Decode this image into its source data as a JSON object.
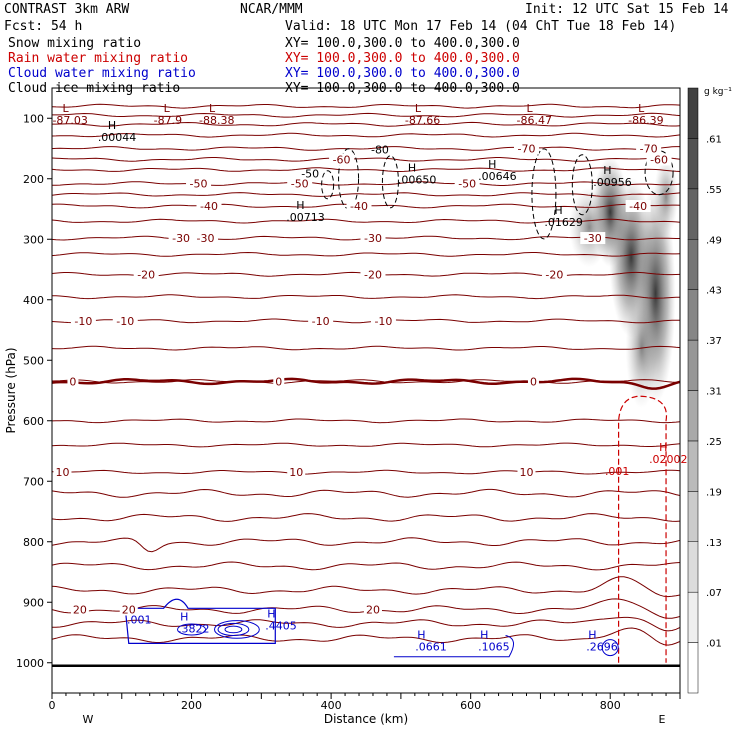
{
  "header": {
    "model": "CONTRAST  3km ARW",
    "org": "NCAR/MMM",
    "init": "Init: 12 UTC Sat 15 Feb 14",
    "fcst": "Fcst:   54 h",
    "valid": "Valid: 18 UTC Mon 17 Feb 14 (04 ChT Tue 18 Feb 14)"
  },
  "fields": [
    {
      "name": "Snow mixing ratio",
      "xy": "XY= 100.0,300.0 to 400.0,300.0",
      "color": "#000000"
    },
    {
      "name": "Rain water mixing ratio",
      "xy": "XY= 100.0,300.0 to 400.0,300.0",
      "color": "#cc0000"
    },
    {
      "name": "Cloud water mixing ratio",
      "xy": "XY= 100.0,300.0 to 400.0,300.0",
      "color": "#0000cc"
    },
    {
      "name": "Cloud ice mixing ratio",
      "xy": "XY= 100.0,300.0 to 400.0,300.0",
      "color": "#000000"
    }
  ],
  "chart_data": {
    "type": "heatmap",
    "xlabel": "Distance (km)",
    "ylabel": "Pressure (hPa)",
    "xlim": [
      0,
      900
    ],
    "ylim": [
      1050,
      50
    ],
    "x_ticks": [
      0,
      200,
      400,
      600,
      800
    ],
    "y_ticks": [
      100,
      200,
      300,
      400,
      500,
      600,
      700,
      800,
      900,
      1000
    ],
    "end_labels": {
      "left": "W",
      "right": "E"
    },
    "colorbar": {
      "unit": "g kg⁻¹",
      "levels": [
        0.01,
        0.07,
        0.13,
        0.19,
        0.25,
        0.31,
        0.37,
        0.43,
        0.49,
        0.55,
        0.61
      ],
      "labels": [
        ".01",
        ".07",
        ".13",
        ".19",
        ".25",
        ".31",
        ".37",
        ".43",
        ".49",
        ".55",
        ".61"
      ]
    },
    "temperature_isotherms": {
      "color": "#7a0000",
      "levels": [
        {
          "label": "-70",
          "pressure": 150,
          "label_x": [
            680,
            855
          ]
        },
        {
          "label": "-60",
          "pressure": 168,
          "label_x": [
            415,
            870
          ]
        },
        {
          "label": "-50",
          "pressure": 208,
          "label_x": [
            210,
            355,
            595
          ]
        },
        {
          "label": "-40",
          "pressure": 245,
          "label_x": [
            225,
            440,
            840
          ]
        },
        {
          "label": "-30",
          "pressure": 298,
          "label_x": [
            185,
            220,
            460,
            775
          ]
        },
        {
          "label": "-20",
          "pressure": 358,
          "label_x": [
            135,
            460,
            720
          ]
        },
        {
          "label": "-10",
          "pressure": 435,
          "label_x": [
            45,
            105,
            385,
            475
          ]
        },
        {
          "label": "0",
          "pressure": 535,
          "label_x": [
            30,
            325,
            690
          ]
        },
        {
          "label": "10",
          "pressure": 685,
          "label_x": [
            15,
            350,
            680
          ]
        },
        {
          "label": "20",
          "pressure": 912,
          "label_x": [
            40,
            110,
            460
          ]
        }
      ]
    },
    "highs_lows": [
      {
        "type": "L",
        "value": "-87.03",
        "x": 15,
        "p": 90
      },
      {
        "type": "L",
        "value": "-87.9",
        "x": 160,
        "p": 90
      },
      {
        "type": "L",
        "value": "-88.38",
        "x": 225,
        "p": 90
      },
      {
        "type": "L",
        "value": "-87.66",
        "x": 520,
        "p": 90
      },
      {
        "type": "L",
        "value": "-86.47",
        "x": 680,
        "p": 90
      },
      {
        "type": "L",
        "value": "-86.39",
        "x": 840,
        "p": 90
      },
      {
        "type": "H",
        "value": ".00044",
        "x": 80,
        "p": 118
      },
      {
        "type": "H",
        "value": ".00713",
        "x": 350,
        "p": 250
      },
      {
        "type": "H",
        "value": ".00650",
        "x": 510,
        "p": 188
      },
      {
        "type": "H",
        "value": ".00646",
        "x": 625,
        "p": 182
      },
      {
        "type": "H",
        "value": ".01629",
        "x": 720,
        "p": 258
      },
      {
        "type": "H",
        "value": ".00956",
        "x": 790,
        "p": 192
      },
      {
        "type": "H",
        "value": ".02002",
        "x": 870,
        "p": 650
      }
    ],
    "rain_contour_label": {
      "value": ".001",
      "x": 810,
      "p": 690
    },
    "snow_contour_labels": [
      {
        "value": "-80",
        "x": 470,
        "p": 158
      },
      {
        "value": "-50",
        "x": 370,
        "p": 198
      }
    ],
    "cloud_water": {
      "contour_label": {
        "value": ".001",
        "x": 125,
        "p": 935
      },
      "maxima": [
        {
          "type": "H",
          "value": ".3822",
          "x": 195,
          "p": 950
        },
        {
          "type": "H",
          "value": ".4405",
          "x": 320,
          "p": 945
        },
        {
          "type": "H",
          "value": ".0661",
          "x": 535,
          "p": 980
        },
        {
          "type": "H",
          "value": ".1065",
          "x": 625,
          "p": 980
        },
        {
          "type": "H",
          "value": ".2696",
          "x": 780,
          "p": 980
        }
      ]
    }
  }
}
———
> _Instructions for the task_: Transcribe the whole listing, character for character, but not its images.

> _Reply_:
Decode this image into its source data as a JSON object.
{
  "header": {
    "model": "CONTRAST  3km ARW",
    "org": "NCAR/MMM",
    "init": "Init: 12 UTC Sat 15 Feb 14",
    "fcst": "Fcst:   54 h",
    "valid": "Valid: 18 UTC Mon 17 Feb 14 (04 ChT Tue 18 Feb 14)"
  },
  "fields": [
    {
      "name": "Snow mixing ratio",
      "xy": "XY= 100.0,300.0 to 400.0,300.0",
      "color": "#000000"
    },
    {
      "name": "Rain water mixing ratio",
      "xy": "XY= 100.0,300.0 to 400.0,300.0",
      "color": "#cc0000"
    },
    {
      "name": "Cloud water mixing ratio",
      "xy": "XY= 100.0,300.0 to 400.0,300.0",
      "color": "#0000cc"
    },
    {
      "name": "Cloud ice mixing ratio",
      "xy": "XY= 100.0,300.0 to 400.0,300.0",
      "color": "#000000"
    }
  ],
  "chart_data": {
    "type": "heatmap",
    "xlabel": "Distance (km)",
    "ylabel": "Pressure (hPa)",
    "xlim": [
      0,
      900
    ],
    "ylim": [
      1050,
      50
    ],
    "x_ticks": [
      0,
      200,
      400,
      600,
      800
    ],
    "y_ticks": [
      100,
      200,
      300,
      400,
      500,
      600,
      700,
      800,
      900,
      1000
    ],
    "end_labels": {
      "left": "W",
      "right": "E"
    },
    "colorbar": {
      "unit": "g kg⁻¹",
      "levels": [
        0.01,
        0.07,
        0.13,
        0.19,
        0.25,
        0.31,
        0.37,
        0.43,
        0.49,
        0.55,
        0.61
      ],
      "labels": [
        ".01",
        ".07",
        ".13",
        ".19",
        ".25",
        ".31",
        ".37",
        ".43",
        ".49",
        ".55",
        ".61"
      ]
    },
    "temperature_isotherms": {
      "color": "#7a0000",
      "levels": [
        {
          "label": "-70",
          "pressure": 150,
          "label_x": [
            680,
            855
          ]
        },
        {
          "label": "-60",
          "pressure": 168,
          "label_x": [
            415,
            870
          ]
        },
        {
          "label": "-50",
          "pressure": 208,
          "label_x": [
            210,
            355,
            595
          ]
        },
        {
          "label": "-40",
          "pressure": 245,
          "label_x": [
            225,
            440,
            840
          ]
        },
        {
          "label": "-30",
          "pressure": 298,
          "label_x": [
            185,
            220,
            460,
            775
          ]
        },
        {
          "label": "-20",
          "pressure": 358,
          "label_x": [
            135,
            460,
            720
          ]
        },
        {
          "label": "-10",
          "pressure": 435,
          "label_x": [
            45,
            105,
            385,
            475
          ]
        },
        {
          "label": "0",
          "pressure": 535,
          "label_x": [
            30,
            325,
            690
          ]
        },
        {
          "label": "10",
          "pressure": 685,
          "label_x": [
            15,
            350,
            680
          ]
        },
        {
          "label": "20",
          "pressure": 912,
          "label_x": [
            40,
            110,
            460
          ]
        }
      ]
    },
    "highs_lows": [
      {
        "type": "L",
        "value": "-87.03",
        "x": 15,
        "p": 90
      },
      {
        "type": "L",
        "value": "-87.9",
        "x": 160,
        "p": 90
      },
      {
        "type": "L",
        "value": "-88.38",
        "x": 225,
        "p": 90
      },
      {
        "type": "L",
        "value": "-87.66",
        "x": 520,
        "p": 90
      },
      {
        "type": "L",
        "value": "-86.47",
        "x": 680,
        "p": 90
      },
      {
        "type": "L",
        "value": "-86.39",
        "x": 840,
        "p": 90
      },
      {
        "type": "H",
        "value": ".00044",
        "x": 80,
        "p": 118
      },
      {
        "type": "H",
        "value": ".00713",
        "x": 350,
        "p": 250
      },
      {
        "type": "H",
        "value": ".00650",
        "x": 510,
        "p": 188
      },
      {
        "type": "H",
        "value": ".00646",
        "x": 625,
        "p": 182
      },
      {
        "type": "H",
        "value": ".01629",
        "x": 720,
        "p": 258
      },
      {
        "type": "H",
        "value": ".00956",
        "x": 790,
        "p": 192
      },
      {
        "type": "H",
        "value": ".02002",
        "x": 870,
        "p": 650
      }
    ],
    "rain_contour_label": {
      "value": ".001",
      "x": 810,
      "p": 690
    },
    "snow_contour_labels": [
      {
        "value": "-80",
        "x": 470,
        "p": 158
      },
      {
        "value": "-50",
        "x": 370,
        "p": 198
      }
    ],
    "cloud_water": {
      "contour_label": {
        "value": ".001",
        "x": 125,
        "p": 935
      },
      "maxima": [
        {
          "type": "H",
          "value": ".3822",
          "x": 195,
          "p": 950
        },
        {
          "type": "H",
          "value": ".4405",
          "x": 320,
          "p": 945
        },
        {
          "type": "H",
          "value": ".0661",
          "x": 535,
          "p": 980
        },
        {
          "type": "H",
          "value": ".1065",
          "x": 625,
          "p": 980
        },
        {
          "type": "H",
          "value": ".2696",
          "x": 780,
          "p": 980
        }
      ]
    }
  }
}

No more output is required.